### [PROBLEM STATEMENT]
Please restate the following records word for word.

### [ENTRIES SHOWN]
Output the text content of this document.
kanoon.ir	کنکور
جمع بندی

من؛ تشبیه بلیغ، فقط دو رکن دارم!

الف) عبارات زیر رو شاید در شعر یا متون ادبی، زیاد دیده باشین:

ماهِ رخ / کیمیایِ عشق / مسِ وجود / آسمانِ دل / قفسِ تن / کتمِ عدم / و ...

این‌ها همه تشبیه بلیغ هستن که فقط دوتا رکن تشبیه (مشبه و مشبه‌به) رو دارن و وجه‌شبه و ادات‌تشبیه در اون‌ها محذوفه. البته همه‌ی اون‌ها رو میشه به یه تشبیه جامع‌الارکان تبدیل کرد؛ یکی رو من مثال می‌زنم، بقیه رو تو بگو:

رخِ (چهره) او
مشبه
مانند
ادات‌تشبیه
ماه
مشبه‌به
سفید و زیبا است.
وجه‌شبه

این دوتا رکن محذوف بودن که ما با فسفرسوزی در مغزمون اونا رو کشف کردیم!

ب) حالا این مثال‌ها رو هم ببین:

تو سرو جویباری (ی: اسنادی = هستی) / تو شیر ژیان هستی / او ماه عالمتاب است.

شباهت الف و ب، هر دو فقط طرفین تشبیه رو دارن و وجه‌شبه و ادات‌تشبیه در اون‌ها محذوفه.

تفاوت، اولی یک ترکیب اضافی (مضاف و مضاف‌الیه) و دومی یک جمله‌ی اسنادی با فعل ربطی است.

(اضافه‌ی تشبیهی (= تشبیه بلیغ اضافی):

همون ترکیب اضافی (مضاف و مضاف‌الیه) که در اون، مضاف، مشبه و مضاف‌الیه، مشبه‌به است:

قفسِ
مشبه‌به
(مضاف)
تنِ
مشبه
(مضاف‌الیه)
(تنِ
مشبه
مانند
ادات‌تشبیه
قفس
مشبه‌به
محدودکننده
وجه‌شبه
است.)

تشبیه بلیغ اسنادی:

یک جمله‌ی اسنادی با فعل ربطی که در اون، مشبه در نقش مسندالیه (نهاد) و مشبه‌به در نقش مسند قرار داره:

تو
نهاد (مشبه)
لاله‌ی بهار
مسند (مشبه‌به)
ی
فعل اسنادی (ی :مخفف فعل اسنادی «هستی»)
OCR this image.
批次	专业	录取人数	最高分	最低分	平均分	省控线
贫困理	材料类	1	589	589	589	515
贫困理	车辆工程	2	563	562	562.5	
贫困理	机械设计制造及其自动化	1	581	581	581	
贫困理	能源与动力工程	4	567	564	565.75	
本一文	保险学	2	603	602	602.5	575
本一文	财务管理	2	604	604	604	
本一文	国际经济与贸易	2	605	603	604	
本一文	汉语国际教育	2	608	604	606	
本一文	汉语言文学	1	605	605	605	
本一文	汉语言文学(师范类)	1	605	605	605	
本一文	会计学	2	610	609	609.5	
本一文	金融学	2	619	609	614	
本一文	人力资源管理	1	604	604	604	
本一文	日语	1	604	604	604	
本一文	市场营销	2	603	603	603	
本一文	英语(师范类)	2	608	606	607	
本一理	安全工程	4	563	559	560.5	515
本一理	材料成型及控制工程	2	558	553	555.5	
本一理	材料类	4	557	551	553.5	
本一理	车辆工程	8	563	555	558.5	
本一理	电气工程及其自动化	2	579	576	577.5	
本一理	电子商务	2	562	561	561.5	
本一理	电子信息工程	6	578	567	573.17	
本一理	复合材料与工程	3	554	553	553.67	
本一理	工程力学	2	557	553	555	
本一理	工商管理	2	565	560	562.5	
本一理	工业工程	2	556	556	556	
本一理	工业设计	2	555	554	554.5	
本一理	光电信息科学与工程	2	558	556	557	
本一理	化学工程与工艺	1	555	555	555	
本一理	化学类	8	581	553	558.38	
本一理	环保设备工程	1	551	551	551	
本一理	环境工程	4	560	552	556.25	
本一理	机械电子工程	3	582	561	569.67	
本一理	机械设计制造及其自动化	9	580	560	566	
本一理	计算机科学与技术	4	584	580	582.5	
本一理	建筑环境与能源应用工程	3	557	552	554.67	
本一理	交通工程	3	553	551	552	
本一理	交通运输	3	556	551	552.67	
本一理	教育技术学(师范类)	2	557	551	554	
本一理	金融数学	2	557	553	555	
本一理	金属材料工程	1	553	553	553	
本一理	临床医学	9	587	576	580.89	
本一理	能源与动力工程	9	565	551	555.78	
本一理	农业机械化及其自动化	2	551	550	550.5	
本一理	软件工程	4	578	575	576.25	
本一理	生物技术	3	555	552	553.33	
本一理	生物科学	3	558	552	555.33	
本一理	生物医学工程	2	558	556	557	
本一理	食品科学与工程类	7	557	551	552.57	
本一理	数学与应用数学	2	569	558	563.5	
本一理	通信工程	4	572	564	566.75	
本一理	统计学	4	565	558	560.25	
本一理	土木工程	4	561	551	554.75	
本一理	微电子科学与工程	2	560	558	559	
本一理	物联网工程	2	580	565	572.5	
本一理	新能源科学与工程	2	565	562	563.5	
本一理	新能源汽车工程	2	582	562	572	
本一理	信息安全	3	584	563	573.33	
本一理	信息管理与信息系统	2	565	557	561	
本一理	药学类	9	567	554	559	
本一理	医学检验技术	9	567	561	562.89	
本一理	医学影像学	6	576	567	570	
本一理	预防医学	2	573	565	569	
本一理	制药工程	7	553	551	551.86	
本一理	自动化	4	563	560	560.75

### [OUTPUT BELOW]
Output the text content of this document.
kanoon.ir	کنکور
جمع بندی

من؛ تشبیه بلیغ، فقط دو رکن دارم!

الف) عبارات زیر رو شاید در شعر یا متون ادبی، زیاد دیده باشین:

ماهِ رخ / کیمیایِ عشق / مسِ وجود / آسمانِ دل / قفسِ تن / کتمِ عدم / و ...

این‌ها همه تشبیه بلیغ هستن که فقط دوتا رکن تشبیه (مشبه و مشبه‌به) رو دارن و وجه‌شبه و ادات‌تشبیه در اون‌ها محذوفه. البته همه‌ی اون‌ها رو میشه به یه تشبیه جامع‌الارکان تبدیل کرد؛ یکی رو من مثال می‌زنم، بقیه رو تو بگو:

رخِ (چهره) او
مشبه
مانند
ادات‌تشبیه
ماه
مشبه‌به
سفید و زیبا است.
وجه‌شبه

این دوتا رکن محذوف بودن که ما با فسفرسوزی در مغزمون اونا رو کشف کردیم!

ب) حالا این مثال‌ها رو هم ببین:

تو سرو جویباری (ی: اسنادی = هستی) / تو شیر ژیان هستی / او ماه عالمتاب است.

شباهت الف و ب، هر دو فقط طرفین تشبیه رو دارن و وجه‌شبه و ادات‌تشبیه در اون‌ها محذوفه.

تفاوت، اولی یک ترکیب اضافی (مضاف و مضاف‌الیه) و دومی یک جمله‌ی اسنادی با فعل ربطی است.

(اضافه‌ی تشبیهی (= تشبیه بلیغ اضافی):

همون ترکیب اضافی (مضاف و مضاف‌الیه) که در اون، مضاف، مشبه و مضاف‌الیه، مشبه‌به است:

قفسِ
مشبه‌به
(مضاف)
تنِ
مشبه
(مضاف‌الیه)
(تنِ
مشبه
مانند
ادات‌تشبیه
قفس
مشبه‌به
محدودکننده
وجه‌شبه
است.)

تشبیه بلیغ اسنادی:

یک جمله‌ی اسنادی با فعل ربطی که در اون، مشبه در نقش مسندالیه (نهاد) و مشبه‌به در نقش مسند قرار داره:

تو
نهاد (مشبه)
لاله‌ی بهار
مسند (مشبه‌به)
ی
فعل اسنادی (ی :مخفف فعل اسنادی «هستی»)
OCR this image.
批次	专业	录取人数	最高分	最低分	平均分	省控线
贫困理	材料类	1	589	589	589	515
贫困理	车辆工程	2	563	562	562.5	
贫困理	机械设计制造及其自动化	1	581	581	581	
贫困理	能源与动力工程	4	567	564	565.75	
本一文	保险学	2	603	602	602.5	575
本一文	财务管理	2	604	604	604	
本一文	国际经济与贸易	2	605	603	604	
本一文	汉语国际教育	2	608	604	606	
本一文	汉语言文学	1	605	605	605	
本一文	汉语言文学(师范类)	1	605	605	605	
本一文	会计学	2	610	609	609.5	
本一文	金融学	2	619	609	614	
本一文	人力资源管理	1	604	604	604	
本一文	日语	1	604	604	604	
本一文	市场营销	2	603	603	603	
本一文	英语(师范类)	2	608	606	607	
本一理	安全工程	4	563	559	560.5	515
本一理	材料成型及控制工程	2	558	553	555.5	
本一理	材料类	4	557	551	553.5	
本一理	车辆工程	8	563	555	558.5	
本一理	电气工程及其自动化	2	579	576	577.5	
本一理	电子商务	2	562	561	561.5	
本一理	电子信息工程	6	578	567	573.17	
本一理	复合材料与工程	3	554	553	553.67	
本一理	工程力学	2	557	553	555	
本一理	工商管理	2	565	560	562.5	
本一理	工业工程	2	556	556	556	
本一理	工业设计	2	555	554	554.5	
本一理	光电信息科学与工程	2	558	556	557	
本一理	化学工程与工艺	1	555	555	555	
本一理	化学类	8	581	553	558.38	
本一理	环保设备工程	1	551	551	551	
本一理	环境工程	4	560	552	556.25	
本一理	机械电子工程	3	582	561	569.67	
本一理	机械设计制造及其自动化	9	580	560	566	
本一理	计算机科学与技术	4	584	580	582.5	
本一理	建筑环境与能源应用工程	3	557	552	554.67	
本一理	交通工程	3	553	551	552	
本一理	交通运输	3	556	551	552.67	
本一理	教育技术学(师范类)	2	557	551	554	
本一理	金融数学	2	557	553	555	
本一理	金属材料工程	1	553	553	553	
本一理	临床医学	9	587	576	580.89	
本一理	能源与动力工程	9	565	551	555.78	
本一理	农业机械化及其自动化	2	551	550	550.5	
本一理	软件工程	4	578	575	576.25	
本一理	生物技术	3	555	552	553.33	
本一理	生物科学	3	558	552	555.33	
本一理	生物医学工程	2	558	556	557	
本一理	食品科学与工程类	7	557	551	552.57	
本一理	数学与应用数学	2	569	558	563.5	
本一理	通信工程	4	572	564	566.75	
本一理	统计学	4	565	558	560.25	
本一理	土木工程	4	561	551	554.75	
本一理	微电子科学与工程	2	560	558	559	
本一理	物联网工程	2	580	565	572.5	
本一理	新能源科学与工程	2	565	562	563.5	
本一理	新能源汽车工程	2	582	562	572	
本一理	信息安全	3	584	563	573.33	
本一理	信息管理与信息系统	2	565	557	561	
本一理	药学类	9	567	554	559	
本一理	医学检验技术	9	567	561	562.89	
本一理	医学影像学	6	576	567	570	
本一理	预防医学	2	573	565	569	
本一理	制药工程	7	553	551	551.86	
本一理	自动化	4	563	560	560.75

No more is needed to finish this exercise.